▶ Exercise goal
Return each line of the records holding the string "Help".

Dataset items:

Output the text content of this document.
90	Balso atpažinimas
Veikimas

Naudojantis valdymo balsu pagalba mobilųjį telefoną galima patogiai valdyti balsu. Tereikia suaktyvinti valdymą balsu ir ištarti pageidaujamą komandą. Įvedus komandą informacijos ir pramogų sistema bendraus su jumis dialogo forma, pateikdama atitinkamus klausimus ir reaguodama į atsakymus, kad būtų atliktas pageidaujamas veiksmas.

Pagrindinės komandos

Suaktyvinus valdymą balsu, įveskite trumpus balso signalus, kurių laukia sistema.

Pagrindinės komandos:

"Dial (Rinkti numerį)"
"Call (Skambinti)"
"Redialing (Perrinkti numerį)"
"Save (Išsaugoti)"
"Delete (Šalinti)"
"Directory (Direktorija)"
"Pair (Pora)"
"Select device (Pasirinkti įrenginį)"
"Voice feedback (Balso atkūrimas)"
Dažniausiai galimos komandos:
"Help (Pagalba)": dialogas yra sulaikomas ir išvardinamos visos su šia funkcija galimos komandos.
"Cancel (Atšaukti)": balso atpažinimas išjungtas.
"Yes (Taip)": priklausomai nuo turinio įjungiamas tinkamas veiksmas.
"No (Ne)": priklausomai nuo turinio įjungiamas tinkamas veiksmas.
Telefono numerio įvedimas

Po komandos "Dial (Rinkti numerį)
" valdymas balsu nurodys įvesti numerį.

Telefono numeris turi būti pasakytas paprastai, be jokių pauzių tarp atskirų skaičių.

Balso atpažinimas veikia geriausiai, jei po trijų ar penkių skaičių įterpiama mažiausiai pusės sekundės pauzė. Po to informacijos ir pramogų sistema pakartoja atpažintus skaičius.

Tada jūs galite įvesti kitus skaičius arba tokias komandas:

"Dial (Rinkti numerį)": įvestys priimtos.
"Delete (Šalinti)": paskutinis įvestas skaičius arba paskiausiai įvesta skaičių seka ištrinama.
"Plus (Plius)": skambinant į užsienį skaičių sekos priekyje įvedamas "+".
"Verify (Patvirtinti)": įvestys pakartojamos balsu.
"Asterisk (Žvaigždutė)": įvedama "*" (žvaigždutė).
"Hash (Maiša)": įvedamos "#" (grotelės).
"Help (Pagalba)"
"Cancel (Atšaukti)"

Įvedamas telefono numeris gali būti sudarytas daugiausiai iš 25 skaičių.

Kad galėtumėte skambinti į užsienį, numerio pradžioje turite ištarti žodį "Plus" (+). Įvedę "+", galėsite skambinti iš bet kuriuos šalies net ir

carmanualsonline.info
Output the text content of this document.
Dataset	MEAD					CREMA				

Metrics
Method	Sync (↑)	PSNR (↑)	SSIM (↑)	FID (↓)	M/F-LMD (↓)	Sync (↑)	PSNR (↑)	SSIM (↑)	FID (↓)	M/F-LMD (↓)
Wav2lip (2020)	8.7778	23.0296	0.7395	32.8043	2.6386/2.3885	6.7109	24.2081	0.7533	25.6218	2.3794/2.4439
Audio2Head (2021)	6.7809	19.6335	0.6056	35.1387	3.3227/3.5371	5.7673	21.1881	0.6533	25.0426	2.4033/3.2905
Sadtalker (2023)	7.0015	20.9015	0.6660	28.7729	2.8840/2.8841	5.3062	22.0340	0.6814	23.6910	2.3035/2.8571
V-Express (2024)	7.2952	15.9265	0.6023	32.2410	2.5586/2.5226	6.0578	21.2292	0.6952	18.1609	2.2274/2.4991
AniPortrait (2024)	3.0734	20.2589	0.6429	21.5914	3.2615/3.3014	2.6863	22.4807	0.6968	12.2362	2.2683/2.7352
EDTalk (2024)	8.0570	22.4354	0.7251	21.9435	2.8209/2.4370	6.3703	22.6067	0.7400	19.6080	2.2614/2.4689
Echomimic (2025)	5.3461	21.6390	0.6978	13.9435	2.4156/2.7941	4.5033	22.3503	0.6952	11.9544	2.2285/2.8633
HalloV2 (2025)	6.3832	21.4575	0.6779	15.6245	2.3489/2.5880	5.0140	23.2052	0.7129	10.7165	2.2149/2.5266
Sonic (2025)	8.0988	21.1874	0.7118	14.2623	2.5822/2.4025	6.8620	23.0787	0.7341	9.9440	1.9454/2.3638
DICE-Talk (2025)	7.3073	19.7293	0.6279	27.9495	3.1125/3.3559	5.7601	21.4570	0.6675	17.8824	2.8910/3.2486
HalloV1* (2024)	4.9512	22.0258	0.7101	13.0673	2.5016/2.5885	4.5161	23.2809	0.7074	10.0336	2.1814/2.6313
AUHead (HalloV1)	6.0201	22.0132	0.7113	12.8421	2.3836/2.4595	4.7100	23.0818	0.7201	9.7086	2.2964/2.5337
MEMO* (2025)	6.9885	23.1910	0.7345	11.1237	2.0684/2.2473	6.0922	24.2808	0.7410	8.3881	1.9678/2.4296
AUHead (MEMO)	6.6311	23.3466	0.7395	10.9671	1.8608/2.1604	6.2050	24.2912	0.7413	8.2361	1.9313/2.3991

▶ Result of the exercise
"Help (Pagalba)": dialogas yra sulaikomas ir išvardinamos visos su šia funkcija galimos komandos.
"Help (Pagalba)"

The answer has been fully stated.